Task objective: Only the lines from the one containing "Decode this image" to the end of the records should be written out, exactly and with both ends included; pictures are excluded.

Material provided:
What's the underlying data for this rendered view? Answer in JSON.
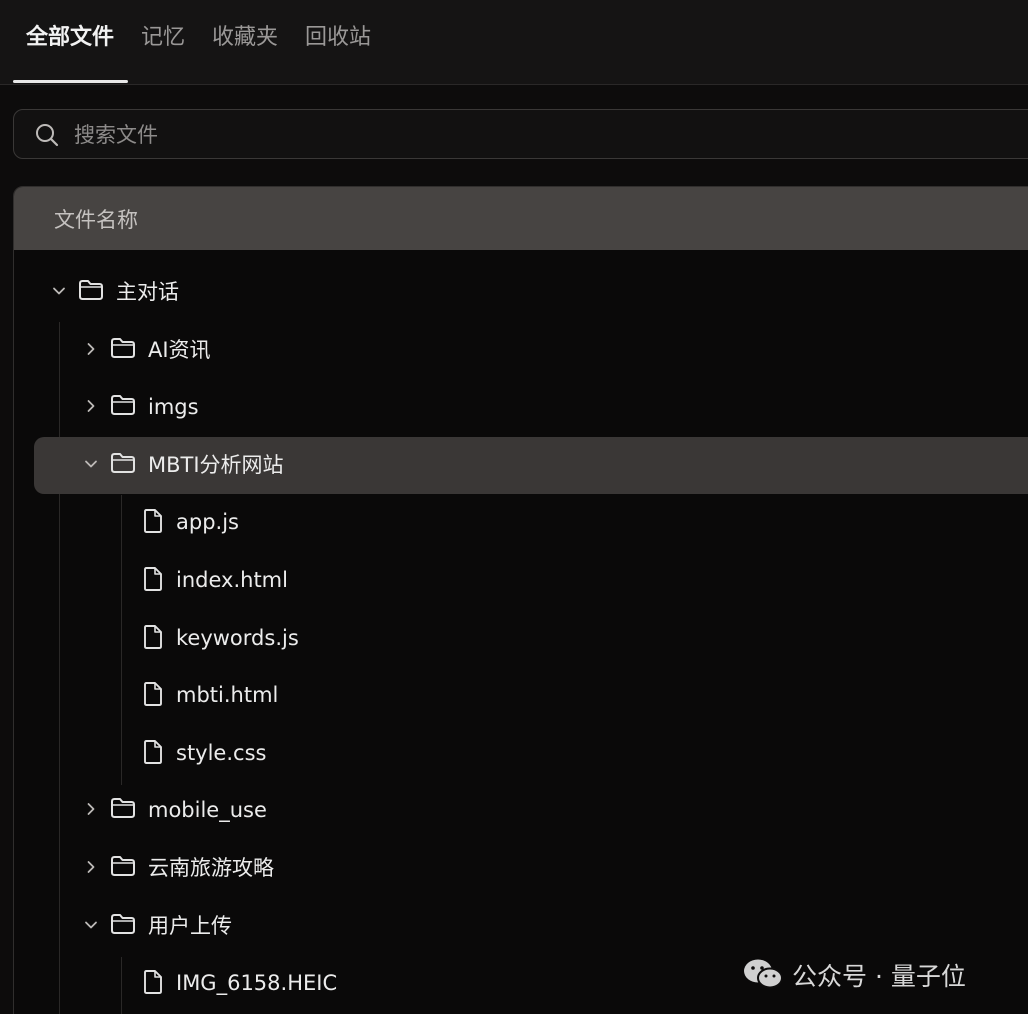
{
  "tabs": [
    {
      "label": "全部文件",
      "active": true
    },
    {
      "label": "记忆",
      "active": false
    },
    {
      "label": "收藏夹",
      "active": false
    },
    {
      "label": "回收站",
      "active": false
    }
  ],
  "search": {
    "placeholder": "搜索文件",
    "value": "",
    "icon": "search-icon"
  },
  "table": {
    "header": "文件名称"
  },
  "tree": [
    {
      "label": "主对话",
      "type": "folder",
      "expanded": true,
      "depth": 0
    },
    {
      "label": "AI资讯",
      "type": "folder",
      "expanded": false,
      "depth": 1
    },
    {
      "label": "imgs",
      "type": "folder",
      "expanded": false,
      "depth": 1
    },
    {
      "label": "MBTI分析网站",
      "type": "folder",
      "expanded": true,
      "depth": 1,
      "selected": true
    },
    {
      "label": "app.js",
      "type": "file",
      "depth": 2
    },
    {
      "label": "index.html",
      "type": "file",
      "depth": 2
    },
    {
      "label": "keywords.js",
      "type": "file",
      "depth": 2
    },
    {
      "label": "mbti.html",
      "type": "file",
      "depth": 2
    },
    {
      "label": "style.css",
      "type": "file",
      "depth": 2
    },
    {
      "label": "mobile_use",
      "type": "folder",
      "expanded": false,
      "depth": 1
    },
    {
      "label": "云南旅游攻略",
      "type": "folder",
      "expanded": false,
      "depth": 1
    },
    {
      "label": "用户上传",
      "type": "folder",
      "expanded": true,
      "depth": 1
    },
    {
      "label": "IMG_6158.HEIC",
      "type": "file",
      "depth": 2
    }
  ],
  "watermark": {
    "text": "公众号 · 量子位",
    "icon": "wechat-icon"
  },
  "colors": {
    "background": "#0d0c0c",
    "header": "#474442",
    "selected_row": "#3a3736",
    "text": "#ececec"
  }
}
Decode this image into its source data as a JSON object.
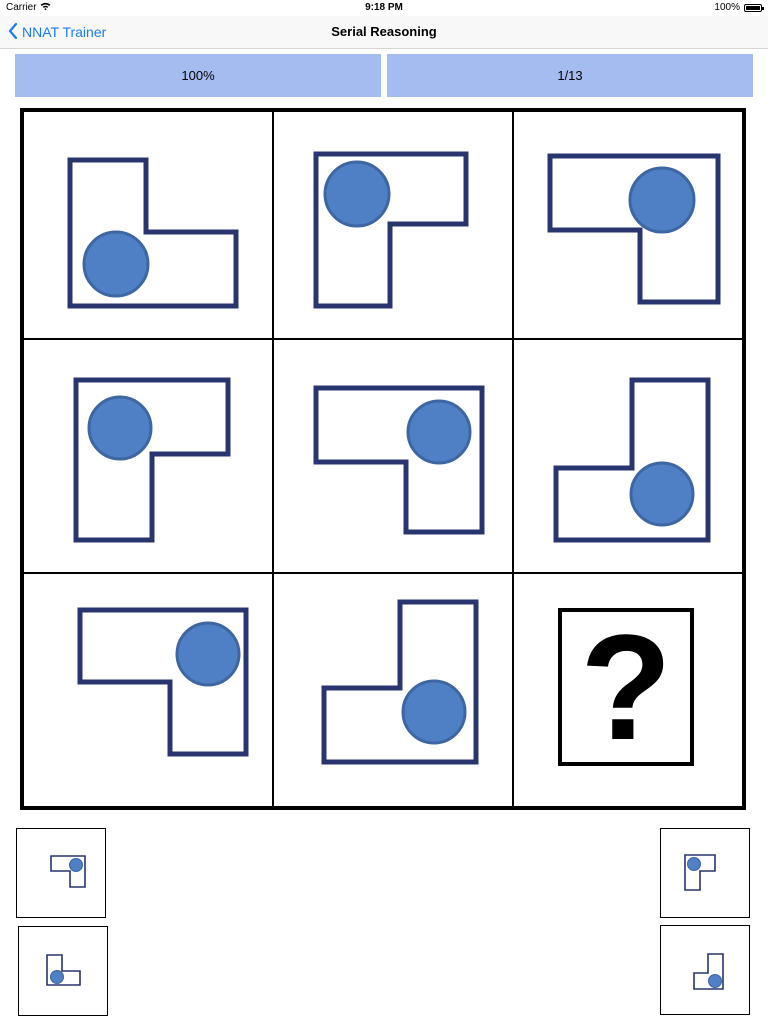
{
  "status_bar": {
    "carrier": "Carrier",
    "time": "9:18 PM",
    "battery": "100%"
  },
  "nav": {
    "back_label": "NNAT Trainer",
    "title": "Serial Reasoning"
  },
  "stats": {
    "score": "100%",
    "progress": "1/13"
  },
  "puzzle": {
    "missing_symbol": "?"
  }
}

Reply:
Decode this image into its source data as a JSON object.
{
  "status_bar": {
    "carrier": "Carrier",
    "time": "9:18 PM",
    "battery": "100%"
  },
  "nav": {
    "back_label": "NNAT Trainer",
    "title": "Serial Reasoning"
  },
  "stats": {
    "score": "100%",
    "progress": "1/13"
  },
  "puzzle": {
    "missing_symbol": "?"
  }
}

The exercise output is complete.